**DIRECTIONS FOR THIS TASK**:
Return, word for word, every line that follows.

--- Start of TASK INPUT ---

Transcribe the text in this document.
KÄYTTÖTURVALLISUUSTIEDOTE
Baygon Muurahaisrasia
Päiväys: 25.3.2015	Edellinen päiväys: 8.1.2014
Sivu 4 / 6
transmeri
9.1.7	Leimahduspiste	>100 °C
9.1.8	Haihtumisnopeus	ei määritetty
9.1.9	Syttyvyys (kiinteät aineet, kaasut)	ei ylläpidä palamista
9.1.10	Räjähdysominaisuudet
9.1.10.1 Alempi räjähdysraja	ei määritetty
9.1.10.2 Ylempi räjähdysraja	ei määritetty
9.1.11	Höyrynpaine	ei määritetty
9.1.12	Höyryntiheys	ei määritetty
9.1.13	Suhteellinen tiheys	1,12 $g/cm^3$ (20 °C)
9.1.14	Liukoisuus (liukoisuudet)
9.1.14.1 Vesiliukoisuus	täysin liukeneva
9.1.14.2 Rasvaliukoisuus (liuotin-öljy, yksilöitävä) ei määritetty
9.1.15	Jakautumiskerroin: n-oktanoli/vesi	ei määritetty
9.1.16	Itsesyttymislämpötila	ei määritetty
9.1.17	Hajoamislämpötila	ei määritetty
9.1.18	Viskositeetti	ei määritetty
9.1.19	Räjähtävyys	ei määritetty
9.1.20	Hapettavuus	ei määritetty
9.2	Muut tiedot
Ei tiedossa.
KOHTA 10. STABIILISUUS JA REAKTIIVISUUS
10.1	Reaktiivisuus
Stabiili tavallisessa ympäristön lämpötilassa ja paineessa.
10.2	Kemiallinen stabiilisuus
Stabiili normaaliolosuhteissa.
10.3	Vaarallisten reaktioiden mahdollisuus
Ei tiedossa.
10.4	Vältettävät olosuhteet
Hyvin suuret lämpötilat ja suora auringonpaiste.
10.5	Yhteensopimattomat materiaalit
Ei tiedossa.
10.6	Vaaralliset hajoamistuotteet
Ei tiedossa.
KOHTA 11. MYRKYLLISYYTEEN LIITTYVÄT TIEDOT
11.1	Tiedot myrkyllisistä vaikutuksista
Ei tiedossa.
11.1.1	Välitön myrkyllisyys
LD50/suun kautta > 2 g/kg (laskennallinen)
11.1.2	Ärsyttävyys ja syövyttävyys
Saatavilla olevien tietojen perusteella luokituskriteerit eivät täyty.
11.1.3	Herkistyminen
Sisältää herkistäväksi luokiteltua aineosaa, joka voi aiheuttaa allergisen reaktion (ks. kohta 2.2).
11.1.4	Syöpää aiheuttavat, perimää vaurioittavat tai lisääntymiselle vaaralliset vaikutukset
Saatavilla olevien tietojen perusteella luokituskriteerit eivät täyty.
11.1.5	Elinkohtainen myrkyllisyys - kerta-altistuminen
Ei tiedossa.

--- End of TASK INPUT ---

**OUTPUT BELOW**:
Transcribe the text in this document.
KÄYTTÖTURVALLISUUSTIEDOTE
Baygon Muurahaisrasia
Päiväys: 25.3.2015	Edellinen päiväys: 8.1.2014
Sivu 4 / 6
transmeri
9.1.7	Leimahduspiste	>100 °C
9.1.8	Haihtumisnopeus	ei määritetty
9.1.9	Syttyvyys (kiinteät aineet, kaasut)	ei ylläpidä palamista
9.1.10	Räjähdysominaisuudet
9.1.10.1 Alempi räjähdysraja	ei määritetty
9.1.10.2 Ylempi räjähdysraja	ei määritetty
9.1.11	Höyrynpaine	ei määritetty
9.1.12	Höyryntiheys	ei määritetty
9.1.13	Suhteellinen tiheys	1,12 $g/cm^3$ (20 °C)
9.1.14	Liukoisuus (liukoisuudet)
9.1.14.1 Vesiliukoisuus	täysin liukeneva
9.1.14.2 Rasvaliukoisuus (liuotin-öljy, yksilöitävä) ei määritetty
9.1.15	Jakautumiskerroin: n-oktanoli/vesi	ei määritetty
9.1.16	Itsesyttymislämpötila	ei määritetty
9.1.17	Hajoamislämpötila	ei määritetty
9.1.18	Viskositeetti	ei määritetty
9.1.19	Räjähtävyys	ei määritetty
9.1.20	Hapettavuus	ei määritetty
9.2	Muut tiedot
Ei tiedossa.
KOHTA 10. STABIILISUUS JA REAKTIIVISUUS
10.1	Reaktiivisuus
Stabiili tavallisessa ympäristön lämpötilassa ja paineessa.
10.2	Kemiallinen stabiilisuus
Stabiili normaaliolosuhteissa.
10.3	Vaarallisten reaktioiden mahdollisuus
Ei tiedossa.
10.4	Vältettävät olosuhteet
Hyvin suuret lämpötilat ja suora auringonpaiste.
10.5	Yhteensopimattomat materiaalit
Ei tiedossa.
10.6	Vaaralliset hajoamistuotteet
Ei tiedossa.
KOHTA 11. MYRKYLLISYYTEEN LIITTYVÄT TIEDOT
11.1	Tiedot myrkyllisistä vaikutuksista
Ei tiedossa.
11.1.1	Välitön myrkyllisyys
LD50/suun kautta > 2 g/kg (laskennallinen)
11.1.2	Ärsyttävyys ja syövyttävyys
Saatavilla olevien tietojen perusteella luokituskriteerit eivät täyty.
11.1.3	Herkistyminen
Sisältää herkistäväksi luokiteltua aineosaa, joka voi aiheuttaa allergisen reaktion (ks. kohta 2.2).
11.1.4	Syöpää aiheuttavat, perimää vaurioittavat tai lisääntymiselle vaaralliset vaikutukset
Saatavilla olevien tietojen perusteella luokituskriteerit eivät täyty.
11.1.5	Elinkohtainen myrkyllisyys - kerta-altistuminen
Ei tiedossa.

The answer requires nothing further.